(Dataset records)

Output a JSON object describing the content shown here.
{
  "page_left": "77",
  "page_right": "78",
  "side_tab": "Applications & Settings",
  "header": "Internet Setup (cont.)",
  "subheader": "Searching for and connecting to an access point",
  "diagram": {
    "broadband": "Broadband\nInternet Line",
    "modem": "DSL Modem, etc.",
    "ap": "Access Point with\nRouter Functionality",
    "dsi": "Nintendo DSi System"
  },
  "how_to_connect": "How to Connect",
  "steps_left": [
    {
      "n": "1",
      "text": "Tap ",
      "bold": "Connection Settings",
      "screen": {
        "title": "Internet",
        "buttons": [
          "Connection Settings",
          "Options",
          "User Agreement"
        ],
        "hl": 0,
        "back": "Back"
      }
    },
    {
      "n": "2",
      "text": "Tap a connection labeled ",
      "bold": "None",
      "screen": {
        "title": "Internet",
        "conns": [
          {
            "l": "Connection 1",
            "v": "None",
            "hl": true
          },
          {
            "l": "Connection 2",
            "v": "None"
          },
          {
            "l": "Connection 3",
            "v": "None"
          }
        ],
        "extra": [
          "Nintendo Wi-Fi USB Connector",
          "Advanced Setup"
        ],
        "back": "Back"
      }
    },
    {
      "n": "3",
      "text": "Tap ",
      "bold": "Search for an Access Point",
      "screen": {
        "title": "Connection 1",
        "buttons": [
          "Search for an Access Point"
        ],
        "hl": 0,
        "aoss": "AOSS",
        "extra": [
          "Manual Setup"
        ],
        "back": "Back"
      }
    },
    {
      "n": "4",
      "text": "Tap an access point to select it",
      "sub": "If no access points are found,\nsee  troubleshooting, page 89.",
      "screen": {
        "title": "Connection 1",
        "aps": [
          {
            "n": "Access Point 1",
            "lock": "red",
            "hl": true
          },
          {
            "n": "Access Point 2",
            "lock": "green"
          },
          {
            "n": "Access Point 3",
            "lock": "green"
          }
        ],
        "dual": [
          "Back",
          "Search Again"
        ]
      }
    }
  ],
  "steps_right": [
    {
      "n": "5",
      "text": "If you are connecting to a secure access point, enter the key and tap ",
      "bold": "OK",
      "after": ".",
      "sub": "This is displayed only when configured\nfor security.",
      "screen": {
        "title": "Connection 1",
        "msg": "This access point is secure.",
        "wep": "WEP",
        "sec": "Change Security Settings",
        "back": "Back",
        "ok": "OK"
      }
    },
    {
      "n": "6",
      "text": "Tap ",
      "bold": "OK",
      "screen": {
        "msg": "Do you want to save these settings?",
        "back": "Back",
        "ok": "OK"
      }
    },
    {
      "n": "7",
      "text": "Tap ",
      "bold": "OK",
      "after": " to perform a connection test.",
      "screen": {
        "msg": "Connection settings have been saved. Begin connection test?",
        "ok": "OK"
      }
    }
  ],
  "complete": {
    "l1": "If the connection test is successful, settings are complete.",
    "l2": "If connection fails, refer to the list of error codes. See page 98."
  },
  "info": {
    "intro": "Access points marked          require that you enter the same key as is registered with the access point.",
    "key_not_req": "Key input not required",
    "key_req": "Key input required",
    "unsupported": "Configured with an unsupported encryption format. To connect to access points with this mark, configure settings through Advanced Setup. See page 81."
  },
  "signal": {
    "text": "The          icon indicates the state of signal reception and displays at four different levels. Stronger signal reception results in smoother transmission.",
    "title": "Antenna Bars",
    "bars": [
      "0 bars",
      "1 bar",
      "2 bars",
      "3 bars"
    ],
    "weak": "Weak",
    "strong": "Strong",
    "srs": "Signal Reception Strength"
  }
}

TASK TO CARRY OUT:
Return only the number of lines in the data above that include the word "test".

ANSWER FOR THIS EXERCISE:
3